AIM OF THE TASK: Read through the data and count the lines that contain the string "rgba"; give only the result.

-- Start of EXERCISE DATA --

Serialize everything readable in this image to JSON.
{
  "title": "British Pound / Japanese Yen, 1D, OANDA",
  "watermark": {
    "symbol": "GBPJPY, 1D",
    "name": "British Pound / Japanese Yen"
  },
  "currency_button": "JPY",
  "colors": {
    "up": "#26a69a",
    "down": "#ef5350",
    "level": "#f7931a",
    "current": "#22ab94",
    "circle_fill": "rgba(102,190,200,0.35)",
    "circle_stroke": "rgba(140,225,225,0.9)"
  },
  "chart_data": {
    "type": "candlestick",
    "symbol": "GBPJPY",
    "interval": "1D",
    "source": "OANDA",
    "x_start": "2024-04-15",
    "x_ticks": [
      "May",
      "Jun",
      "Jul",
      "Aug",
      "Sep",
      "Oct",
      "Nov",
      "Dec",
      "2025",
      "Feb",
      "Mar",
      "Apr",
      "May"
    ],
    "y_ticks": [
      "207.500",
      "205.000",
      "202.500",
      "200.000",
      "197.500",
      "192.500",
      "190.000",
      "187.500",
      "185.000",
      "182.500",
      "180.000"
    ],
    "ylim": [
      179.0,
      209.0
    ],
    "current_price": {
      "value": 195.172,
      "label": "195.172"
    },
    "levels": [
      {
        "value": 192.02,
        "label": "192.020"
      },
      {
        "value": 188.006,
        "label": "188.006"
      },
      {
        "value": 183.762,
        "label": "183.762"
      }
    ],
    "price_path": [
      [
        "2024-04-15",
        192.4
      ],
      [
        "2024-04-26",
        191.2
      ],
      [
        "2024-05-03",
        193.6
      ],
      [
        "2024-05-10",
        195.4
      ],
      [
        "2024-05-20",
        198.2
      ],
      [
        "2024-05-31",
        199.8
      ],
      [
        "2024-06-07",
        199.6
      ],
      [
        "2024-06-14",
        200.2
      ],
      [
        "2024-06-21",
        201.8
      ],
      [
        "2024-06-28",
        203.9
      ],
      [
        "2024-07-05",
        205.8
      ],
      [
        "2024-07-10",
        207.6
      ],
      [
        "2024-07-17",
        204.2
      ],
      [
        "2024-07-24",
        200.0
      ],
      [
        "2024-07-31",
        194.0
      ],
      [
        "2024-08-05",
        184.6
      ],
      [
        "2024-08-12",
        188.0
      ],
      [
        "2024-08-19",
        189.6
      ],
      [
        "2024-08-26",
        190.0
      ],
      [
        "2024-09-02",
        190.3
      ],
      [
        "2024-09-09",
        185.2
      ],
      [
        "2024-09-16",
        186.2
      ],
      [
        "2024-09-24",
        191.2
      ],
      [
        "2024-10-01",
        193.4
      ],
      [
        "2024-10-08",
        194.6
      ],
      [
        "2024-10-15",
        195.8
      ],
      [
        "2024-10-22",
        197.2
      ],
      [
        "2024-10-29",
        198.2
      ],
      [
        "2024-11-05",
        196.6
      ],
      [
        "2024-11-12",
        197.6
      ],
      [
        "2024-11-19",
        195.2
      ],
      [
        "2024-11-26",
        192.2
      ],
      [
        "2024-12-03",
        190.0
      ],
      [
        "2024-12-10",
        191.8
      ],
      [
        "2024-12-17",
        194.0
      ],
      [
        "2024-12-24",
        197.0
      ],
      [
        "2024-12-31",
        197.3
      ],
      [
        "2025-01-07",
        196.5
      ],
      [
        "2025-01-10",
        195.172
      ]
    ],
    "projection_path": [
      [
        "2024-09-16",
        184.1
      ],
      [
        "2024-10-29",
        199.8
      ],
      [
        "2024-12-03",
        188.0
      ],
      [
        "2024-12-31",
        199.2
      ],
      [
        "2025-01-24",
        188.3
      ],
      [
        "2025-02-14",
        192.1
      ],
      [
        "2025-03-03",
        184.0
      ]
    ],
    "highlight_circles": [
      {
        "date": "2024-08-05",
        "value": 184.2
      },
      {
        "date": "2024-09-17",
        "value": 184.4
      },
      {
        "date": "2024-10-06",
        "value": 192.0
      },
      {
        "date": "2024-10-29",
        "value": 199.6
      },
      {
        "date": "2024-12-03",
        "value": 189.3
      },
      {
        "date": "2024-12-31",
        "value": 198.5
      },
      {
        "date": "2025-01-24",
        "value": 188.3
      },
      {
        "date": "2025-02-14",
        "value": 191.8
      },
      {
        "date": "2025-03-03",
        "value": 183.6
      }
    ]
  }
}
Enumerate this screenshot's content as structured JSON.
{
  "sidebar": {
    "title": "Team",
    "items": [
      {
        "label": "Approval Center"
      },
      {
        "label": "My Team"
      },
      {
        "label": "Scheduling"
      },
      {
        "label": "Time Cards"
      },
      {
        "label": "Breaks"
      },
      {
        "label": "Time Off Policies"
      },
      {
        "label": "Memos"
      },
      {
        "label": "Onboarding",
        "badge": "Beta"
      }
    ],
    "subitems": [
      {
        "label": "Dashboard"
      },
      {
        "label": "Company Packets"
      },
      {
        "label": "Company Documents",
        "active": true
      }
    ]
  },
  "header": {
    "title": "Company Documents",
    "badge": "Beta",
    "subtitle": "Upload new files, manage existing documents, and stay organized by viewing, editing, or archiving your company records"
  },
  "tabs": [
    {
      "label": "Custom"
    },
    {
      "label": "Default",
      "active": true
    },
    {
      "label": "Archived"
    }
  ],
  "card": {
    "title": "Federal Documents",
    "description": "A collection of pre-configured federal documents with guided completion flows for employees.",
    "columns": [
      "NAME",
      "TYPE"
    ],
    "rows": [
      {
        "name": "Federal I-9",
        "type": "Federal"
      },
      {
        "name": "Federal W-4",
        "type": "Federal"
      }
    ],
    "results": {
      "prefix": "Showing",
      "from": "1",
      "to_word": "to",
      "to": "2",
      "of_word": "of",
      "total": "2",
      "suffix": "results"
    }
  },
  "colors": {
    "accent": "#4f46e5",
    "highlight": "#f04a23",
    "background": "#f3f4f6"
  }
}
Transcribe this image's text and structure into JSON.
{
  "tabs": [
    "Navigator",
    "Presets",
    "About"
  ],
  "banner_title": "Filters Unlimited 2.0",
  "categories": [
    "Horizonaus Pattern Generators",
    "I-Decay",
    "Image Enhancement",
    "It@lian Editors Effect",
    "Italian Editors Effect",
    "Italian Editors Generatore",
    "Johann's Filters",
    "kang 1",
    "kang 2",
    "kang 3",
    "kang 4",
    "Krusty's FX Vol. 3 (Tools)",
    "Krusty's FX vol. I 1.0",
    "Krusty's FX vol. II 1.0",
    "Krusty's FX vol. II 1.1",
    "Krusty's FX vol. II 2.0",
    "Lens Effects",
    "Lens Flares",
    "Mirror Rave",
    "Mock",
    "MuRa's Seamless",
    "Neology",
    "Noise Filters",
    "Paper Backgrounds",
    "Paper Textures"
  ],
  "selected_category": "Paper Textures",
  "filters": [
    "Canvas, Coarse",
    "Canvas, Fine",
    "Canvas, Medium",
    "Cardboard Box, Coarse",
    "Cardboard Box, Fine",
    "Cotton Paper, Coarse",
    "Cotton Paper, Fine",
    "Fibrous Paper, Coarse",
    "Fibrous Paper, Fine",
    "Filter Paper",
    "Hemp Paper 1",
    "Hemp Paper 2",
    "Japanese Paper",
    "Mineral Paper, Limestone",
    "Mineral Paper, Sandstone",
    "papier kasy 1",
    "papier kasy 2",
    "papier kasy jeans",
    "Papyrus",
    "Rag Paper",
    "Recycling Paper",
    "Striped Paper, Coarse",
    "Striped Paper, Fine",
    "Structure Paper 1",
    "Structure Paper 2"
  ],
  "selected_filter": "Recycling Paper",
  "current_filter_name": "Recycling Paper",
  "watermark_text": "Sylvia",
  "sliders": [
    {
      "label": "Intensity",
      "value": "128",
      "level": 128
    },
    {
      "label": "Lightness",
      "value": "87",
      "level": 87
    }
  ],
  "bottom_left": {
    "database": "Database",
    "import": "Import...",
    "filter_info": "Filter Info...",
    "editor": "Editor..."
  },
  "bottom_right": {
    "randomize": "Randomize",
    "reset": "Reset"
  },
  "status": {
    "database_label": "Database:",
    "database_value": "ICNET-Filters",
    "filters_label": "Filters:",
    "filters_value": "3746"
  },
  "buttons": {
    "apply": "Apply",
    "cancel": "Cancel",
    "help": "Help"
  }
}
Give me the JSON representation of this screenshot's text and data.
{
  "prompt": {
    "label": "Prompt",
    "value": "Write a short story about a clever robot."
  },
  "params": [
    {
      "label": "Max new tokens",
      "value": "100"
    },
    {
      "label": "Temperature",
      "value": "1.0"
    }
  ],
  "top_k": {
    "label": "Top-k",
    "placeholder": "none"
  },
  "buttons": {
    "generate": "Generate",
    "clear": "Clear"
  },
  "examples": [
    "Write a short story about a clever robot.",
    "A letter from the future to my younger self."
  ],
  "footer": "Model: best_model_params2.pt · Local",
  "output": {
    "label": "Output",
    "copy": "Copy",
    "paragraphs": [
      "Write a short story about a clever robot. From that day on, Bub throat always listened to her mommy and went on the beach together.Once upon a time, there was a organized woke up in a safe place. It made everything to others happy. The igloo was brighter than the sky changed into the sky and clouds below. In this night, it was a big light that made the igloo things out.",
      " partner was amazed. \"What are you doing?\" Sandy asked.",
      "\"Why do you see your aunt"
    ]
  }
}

-- End of EXERCISE DATA --

SOLUTION FOR THIS EXERCISE: 2